## Exercise
Copy the rows word for word, from the start through the line that contains "input-field[interactable]: [172, 84, 362, 94]".

☆ ☆ ☆ ☆ ☆ ☆ ☆

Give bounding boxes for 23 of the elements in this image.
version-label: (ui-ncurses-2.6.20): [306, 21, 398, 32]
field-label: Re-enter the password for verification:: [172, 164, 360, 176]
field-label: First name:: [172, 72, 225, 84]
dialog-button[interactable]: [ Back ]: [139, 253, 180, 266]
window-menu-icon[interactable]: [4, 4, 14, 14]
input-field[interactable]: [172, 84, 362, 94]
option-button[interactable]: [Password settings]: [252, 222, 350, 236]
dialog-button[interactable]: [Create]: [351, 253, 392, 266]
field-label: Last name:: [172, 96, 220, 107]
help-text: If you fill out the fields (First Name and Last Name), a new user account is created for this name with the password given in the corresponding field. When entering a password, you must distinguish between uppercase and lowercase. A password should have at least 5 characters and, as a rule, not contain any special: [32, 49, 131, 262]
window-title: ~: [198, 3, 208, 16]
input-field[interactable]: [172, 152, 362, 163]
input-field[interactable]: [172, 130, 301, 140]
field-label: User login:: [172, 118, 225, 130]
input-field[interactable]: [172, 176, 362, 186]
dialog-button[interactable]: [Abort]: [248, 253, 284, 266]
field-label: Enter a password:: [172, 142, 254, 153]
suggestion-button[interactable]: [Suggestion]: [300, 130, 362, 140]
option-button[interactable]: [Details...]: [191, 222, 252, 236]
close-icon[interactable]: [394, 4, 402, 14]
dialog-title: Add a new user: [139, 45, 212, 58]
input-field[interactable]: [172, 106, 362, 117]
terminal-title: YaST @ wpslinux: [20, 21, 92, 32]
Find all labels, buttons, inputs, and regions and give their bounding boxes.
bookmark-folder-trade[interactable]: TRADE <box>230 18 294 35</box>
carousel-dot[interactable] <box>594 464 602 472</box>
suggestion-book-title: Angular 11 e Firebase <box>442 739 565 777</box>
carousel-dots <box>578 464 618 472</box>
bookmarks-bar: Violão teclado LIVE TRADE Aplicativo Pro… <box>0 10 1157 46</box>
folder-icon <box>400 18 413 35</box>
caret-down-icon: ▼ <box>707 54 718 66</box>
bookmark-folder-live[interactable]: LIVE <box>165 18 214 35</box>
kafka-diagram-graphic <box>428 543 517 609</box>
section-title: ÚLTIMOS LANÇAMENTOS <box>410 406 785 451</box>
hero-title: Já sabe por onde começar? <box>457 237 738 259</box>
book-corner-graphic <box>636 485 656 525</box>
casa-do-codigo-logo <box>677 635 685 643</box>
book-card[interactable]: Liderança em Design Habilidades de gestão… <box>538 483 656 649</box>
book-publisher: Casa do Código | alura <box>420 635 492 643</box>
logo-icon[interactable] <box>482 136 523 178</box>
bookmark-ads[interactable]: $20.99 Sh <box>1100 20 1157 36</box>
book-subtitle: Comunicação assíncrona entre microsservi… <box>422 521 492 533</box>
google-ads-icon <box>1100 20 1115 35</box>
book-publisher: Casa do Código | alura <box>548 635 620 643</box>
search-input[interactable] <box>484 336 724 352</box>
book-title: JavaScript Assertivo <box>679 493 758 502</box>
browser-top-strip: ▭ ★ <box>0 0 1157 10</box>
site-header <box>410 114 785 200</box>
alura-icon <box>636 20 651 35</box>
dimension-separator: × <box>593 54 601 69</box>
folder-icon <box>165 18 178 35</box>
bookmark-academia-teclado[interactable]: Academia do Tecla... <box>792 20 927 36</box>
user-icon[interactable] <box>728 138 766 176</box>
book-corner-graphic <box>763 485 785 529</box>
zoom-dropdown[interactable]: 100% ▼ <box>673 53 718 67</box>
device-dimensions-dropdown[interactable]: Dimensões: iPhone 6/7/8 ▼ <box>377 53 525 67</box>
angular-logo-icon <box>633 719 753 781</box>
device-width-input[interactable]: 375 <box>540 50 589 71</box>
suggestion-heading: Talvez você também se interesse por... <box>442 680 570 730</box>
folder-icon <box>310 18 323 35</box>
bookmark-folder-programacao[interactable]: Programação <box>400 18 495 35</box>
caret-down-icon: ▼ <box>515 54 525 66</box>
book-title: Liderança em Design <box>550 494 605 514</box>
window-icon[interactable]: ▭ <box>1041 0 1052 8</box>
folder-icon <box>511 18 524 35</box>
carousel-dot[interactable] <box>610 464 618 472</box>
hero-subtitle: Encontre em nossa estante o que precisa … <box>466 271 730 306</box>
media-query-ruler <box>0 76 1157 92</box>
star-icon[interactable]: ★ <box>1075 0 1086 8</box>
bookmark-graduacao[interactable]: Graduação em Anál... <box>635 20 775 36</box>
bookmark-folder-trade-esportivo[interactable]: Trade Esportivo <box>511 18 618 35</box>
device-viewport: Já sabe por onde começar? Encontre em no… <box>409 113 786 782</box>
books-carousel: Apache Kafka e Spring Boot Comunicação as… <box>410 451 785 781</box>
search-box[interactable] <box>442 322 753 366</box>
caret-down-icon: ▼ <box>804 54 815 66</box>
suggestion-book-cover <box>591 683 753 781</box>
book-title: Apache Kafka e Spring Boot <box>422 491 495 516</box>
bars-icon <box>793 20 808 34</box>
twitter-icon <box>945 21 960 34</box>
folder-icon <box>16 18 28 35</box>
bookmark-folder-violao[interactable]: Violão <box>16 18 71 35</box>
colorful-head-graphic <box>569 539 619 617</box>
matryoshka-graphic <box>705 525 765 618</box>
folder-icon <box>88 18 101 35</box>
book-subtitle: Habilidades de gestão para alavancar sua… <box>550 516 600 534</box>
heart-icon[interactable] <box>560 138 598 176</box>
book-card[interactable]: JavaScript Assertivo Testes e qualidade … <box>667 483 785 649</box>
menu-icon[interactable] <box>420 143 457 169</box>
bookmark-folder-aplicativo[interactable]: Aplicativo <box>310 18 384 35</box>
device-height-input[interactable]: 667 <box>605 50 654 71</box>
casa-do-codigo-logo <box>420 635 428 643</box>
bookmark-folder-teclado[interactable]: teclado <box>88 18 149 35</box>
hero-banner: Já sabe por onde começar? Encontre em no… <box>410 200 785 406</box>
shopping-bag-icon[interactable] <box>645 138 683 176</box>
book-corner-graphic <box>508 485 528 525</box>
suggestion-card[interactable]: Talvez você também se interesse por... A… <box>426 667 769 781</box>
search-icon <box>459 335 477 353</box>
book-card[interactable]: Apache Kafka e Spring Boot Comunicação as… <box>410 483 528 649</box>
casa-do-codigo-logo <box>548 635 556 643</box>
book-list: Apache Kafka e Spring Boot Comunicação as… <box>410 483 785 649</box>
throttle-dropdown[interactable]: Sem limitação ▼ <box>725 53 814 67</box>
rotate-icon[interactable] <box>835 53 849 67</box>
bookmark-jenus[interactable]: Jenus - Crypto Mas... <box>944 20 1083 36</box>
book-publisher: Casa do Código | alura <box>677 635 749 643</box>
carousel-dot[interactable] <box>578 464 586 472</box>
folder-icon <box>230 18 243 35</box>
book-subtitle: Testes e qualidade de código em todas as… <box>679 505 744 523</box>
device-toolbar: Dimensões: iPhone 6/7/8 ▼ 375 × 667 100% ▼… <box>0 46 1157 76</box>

☆ ☆ ☆ ☆ ☆ ☆ ☆

## Task answer
Give bounding boxes for 23 of the elements in this image.
version-label: (ui-ncurses-2.6.20): [306, 21, 398, 32]
field-label: Re-enter the password for verification:: [172, 164, 360, 176]
field-label: First name:: [172, 72, 225, 84]
dialog-button[interactable]: [ Back ]: [139, 253, 180, 266]
window-menu-icon[interactable]: [4, 4, 14, 14]
input-field[interactable]: [172, 84, 362, 94]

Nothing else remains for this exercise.